*Provided information*
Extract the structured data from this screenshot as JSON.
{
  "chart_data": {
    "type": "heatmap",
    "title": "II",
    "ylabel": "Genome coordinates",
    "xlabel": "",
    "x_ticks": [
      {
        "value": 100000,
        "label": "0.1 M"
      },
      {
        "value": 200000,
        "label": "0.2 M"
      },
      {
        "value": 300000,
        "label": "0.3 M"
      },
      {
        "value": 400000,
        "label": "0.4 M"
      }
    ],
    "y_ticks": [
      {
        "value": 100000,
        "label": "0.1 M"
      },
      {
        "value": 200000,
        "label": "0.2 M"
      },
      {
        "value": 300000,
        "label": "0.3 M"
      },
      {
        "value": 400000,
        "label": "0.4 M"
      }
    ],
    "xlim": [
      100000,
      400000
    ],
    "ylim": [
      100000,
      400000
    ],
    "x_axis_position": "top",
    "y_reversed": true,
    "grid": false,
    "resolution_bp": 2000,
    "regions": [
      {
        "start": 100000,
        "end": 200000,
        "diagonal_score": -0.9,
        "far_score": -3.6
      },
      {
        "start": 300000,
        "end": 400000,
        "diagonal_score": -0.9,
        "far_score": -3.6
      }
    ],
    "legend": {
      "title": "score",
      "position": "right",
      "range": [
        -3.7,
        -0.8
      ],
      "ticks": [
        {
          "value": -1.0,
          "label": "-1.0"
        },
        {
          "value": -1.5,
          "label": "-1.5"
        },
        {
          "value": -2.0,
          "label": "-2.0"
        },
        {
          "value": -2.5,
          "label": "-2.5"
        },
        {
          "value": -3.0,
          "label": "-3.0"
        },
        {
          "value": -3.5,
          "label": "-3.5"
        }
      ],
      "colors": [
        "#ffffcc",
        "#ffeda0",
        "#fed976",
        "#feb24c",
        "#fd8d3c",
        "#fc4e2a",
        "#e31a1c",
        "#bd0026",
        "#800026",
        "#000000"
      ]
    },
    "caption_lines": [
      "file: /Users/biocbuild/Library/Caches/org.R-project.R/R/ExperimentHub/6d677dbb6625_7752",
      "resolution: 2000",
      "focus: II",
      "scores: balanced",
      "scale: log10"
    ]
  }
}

*Problem description*
Repeat the data. Every word must match.

*Written response*
Extract the structured data from this screenshot as JSON.
{
  "chart_data": {
    "type": "heatmap",
    "title": "II",
    "ylabel": "Genome coordinates",
    "xlabel": "",
    "x_ticks": [
      {
        "value": 100000,
        "label": "0.1 M"
      },
      {
        "value": 200000,
        "label": "0.2 M"
      },
      {
        "value": 300000,
        "label": "0.3 M"
      },
      {
        "value": 400000,
        "label": "0.4 M"
      }
    ],
    "y_ticks": [
      {
        "value": 100000,
        "label": "0.1 M"
      },
      {
        "value": 200000,
        "label": "0.2 M"
      },
      {
        "value": 300000,
        "label": "0.3 M"
      },
      {
        "value": 400000,
        "label": "0.4 M"
      }
    ],
    "xlim": [
      100000,
      400000
    ],
    "ylim": [
      100000,
      400000
    ],
    "x_axis_position": "top",
    "y_reversed": true,
    "grid": false,
    "resolution_bp": 2000,
    "regions": [
      {
        "start": 100000,
        "end": 200000,
        "diagonal_score": -0.9,
        "far_score": -3.6
      },
      {
        "start": 300000,
        "end": 400000,
        "diagonal_score": -0.9,
        "far_score": -3.6
      }
    ],
    "legend": {
      "title": "score",
      "position": "right",
      "range": [
        -3.7,
        -0.8
      ],
      "ticks": [
        {
          "value": -1.0,
          "label": "-1.0"
        },
        {
          "value": -1.5,
          "label": "-1.5"
        },
        {
          "value": -2.0,
          "label": "-2.0"
        },
        {
          "value": -2.5,
          "label": "-2.5"
        },
        {
          "value": -3.0,
          "label": "-3.0"
        },
        {
          "value": -3.5,
          "label": "-3.5"
        }
      ],
      "colors": [
        "#ffffcc",
        "#ffeda0",
        "#fed976",
        "#feb24c",
        "#fd8d3c",
        "#fc4e2a",
        "#e31a1c",
        "#bd0026",
        "#800026",
        "#000000"
      ]
    },
    "caption_lines": [
      "file: /Users/biocbuild/Library/Caches/org.R-project.R/R/ExperimentHub/6d677dbb6625_7752",
      "resolution: 2000",
      "focus: II",
      "scores: balanced",
      "scale: log10"
    ]
  }
}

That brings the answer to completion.